### Work instructions:
Copy every line of the records below that holds the word "trading".

### Information given:
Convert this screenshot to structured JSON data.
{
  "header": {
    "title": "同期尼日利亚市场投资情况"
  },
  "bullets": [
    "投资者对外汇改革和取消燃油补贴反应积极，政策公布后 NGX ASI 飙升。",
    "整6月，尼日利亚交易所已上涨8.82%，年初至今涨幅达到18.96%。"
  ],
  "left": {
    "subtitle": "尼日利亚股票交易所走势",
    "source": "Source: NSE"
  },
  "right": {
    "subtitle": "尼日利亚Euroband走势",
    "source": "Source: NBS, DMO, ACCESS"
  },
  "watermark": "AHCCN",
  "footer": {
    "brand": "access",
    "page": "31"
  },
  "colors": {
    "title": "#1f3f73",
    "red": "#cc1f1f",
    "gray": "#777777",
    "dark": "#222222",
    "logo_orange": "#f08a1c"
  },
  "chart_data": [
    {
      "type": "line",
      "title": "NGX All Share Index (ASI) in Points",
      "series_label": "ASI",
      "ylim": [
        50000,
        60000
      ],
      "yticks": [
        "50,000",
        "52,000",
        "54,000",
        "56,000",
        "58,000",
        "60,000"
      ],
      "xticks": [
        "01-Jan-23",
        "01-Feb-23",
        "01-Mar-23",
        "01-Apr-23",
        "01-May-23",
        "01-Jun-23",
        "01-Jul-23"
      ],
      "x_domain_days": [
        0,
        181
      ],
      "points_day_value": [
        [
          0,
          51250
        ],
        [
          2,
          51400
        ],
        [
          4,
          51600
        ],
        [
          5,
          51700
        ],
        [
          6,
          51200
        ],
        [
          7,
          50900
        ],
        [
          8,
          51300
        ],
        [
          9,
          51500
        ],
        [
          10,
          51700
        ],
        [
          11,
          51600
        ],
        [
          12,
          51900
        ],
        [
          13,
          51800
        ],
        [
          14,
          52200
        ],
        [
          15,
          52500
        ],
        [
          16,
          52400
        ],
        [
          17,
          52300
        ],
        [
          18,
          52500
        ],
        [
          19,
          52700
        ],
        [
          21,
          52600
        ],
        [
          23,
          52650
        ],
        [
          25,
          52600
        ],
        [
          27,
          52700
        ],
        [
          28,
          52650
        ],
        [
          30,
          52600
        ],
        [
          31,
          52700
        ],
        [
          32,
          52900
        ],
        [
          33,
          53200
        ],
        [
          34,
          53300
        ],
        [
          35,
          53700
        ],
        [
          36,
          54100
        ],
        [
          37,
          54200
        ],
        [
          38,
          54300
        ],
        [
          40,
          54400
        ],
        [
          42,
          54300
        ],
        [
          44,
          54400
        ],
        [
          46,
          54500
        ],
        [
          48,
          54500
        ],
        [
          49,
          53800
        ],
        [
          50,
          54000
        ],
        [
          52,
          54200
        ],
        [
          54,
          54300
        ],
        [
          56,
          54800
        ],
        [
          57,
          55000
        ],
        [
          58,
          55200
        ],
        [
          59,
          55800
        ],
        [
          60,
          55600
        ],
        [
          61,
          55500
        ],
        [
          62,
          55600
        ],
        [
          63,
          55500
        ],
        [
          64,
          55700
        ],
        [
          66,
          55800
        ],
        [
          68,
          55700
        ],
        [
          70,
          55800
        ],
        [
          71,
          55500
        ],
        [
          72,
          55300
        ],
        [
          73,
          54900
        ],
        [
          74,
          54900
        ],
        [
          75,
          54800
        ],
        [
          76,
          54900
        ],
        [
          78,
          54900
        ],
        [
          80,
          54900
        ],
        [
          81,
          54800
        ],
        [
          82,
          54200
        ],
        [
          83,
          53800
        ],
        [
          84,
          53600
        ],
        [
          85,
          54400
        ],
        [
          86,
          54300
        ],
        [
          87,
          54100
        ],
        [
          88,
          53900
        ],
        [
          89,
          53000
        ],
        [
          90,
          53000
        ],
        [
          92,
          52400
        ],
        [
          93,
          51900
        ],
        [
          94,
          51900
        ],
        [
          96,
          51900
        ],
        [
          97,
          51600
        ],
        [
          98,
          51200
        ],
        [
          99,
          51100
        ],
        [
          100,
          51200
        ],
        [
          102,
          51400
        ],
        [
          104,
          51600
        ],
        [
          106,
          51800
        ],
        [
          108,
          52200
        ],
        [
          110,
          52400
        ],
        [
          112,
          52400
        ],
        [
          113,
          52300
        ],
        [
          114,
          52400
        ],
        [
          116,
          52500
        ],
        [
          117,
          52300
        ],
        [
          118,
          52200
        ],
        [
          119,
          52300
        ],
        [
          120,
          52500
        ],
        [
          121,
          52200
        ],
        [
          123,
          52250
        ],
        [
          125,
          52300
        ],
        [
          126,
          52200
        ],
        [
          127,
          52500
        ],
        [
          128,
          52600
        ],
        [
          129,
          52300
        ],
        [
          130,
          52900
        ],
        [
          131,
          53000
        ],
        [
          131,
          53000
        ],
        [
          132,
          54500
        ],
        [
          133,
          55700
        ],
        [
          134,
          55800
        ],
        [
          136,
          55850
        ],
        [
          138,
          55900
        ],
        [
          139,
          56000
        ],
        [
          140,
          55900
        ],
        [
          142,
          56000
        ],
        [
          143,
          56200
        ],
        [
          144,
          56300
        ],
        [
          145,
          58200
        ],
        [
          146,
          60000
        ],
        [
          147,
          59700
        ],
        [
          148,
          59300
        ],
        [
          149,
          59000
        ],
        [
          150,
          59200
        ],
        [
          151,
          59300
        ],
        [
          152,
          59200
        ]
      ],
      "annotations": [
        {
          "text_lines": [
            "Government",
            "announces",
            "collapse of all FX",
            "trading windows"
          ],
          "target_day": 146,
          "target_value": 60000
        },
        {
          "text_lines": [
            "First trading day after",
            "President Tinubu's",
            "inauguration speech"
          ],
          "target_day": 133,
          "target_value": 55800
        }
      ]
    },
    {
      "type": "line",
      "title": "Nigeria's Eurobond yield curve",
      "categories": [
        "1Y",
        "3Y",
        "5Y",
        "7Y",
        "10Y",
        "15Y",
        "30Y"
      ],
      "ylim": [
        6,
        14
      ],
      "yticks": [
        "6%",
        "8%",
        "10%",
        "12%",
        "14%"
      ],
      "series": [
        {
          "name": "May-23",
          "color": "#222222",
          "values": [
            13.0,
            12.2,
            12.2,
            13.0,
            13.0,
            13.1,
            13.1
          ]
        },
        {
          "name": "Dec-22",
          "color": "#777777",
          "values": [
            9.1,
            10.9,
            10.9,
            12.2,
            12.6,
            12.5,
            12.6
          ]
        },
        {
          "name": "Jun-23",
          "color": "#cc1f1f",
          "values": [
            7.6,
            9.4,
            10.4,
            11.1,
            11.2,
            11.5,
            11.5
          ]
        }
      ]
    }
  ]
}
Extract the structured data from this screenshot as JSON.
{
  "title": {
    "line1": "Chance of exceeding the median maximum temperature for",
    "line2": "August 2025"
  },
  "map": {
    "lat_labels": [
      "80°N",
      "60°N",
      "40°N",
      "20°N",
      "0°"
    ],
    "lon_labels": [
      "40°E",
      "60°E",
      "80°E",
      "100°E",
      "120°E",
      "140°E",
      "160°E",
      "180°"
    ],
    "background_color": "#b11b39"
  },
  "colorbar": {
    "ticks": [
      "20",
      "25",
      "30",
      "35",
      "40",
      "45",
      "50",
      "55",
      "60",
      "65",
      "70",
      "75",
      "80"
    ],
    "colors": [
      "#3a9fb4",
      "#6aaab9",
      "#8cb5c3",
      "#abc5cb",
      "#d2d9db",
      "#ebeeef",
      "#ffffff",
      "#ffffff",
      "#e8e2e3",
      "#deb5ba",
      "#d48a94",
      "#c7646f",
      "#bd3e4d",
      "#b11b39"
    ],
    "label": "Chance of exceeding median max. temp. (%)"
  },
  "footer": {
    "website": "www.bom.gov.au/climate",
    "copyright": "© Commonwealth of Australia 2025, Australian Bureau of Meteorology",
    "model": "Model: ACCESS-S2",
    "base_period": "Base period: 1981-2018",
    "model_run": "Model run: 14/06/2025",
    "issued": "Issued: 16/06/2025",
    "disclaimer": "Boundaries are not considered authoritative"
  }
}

### Response:
            "trading windows"
            "First trading day after",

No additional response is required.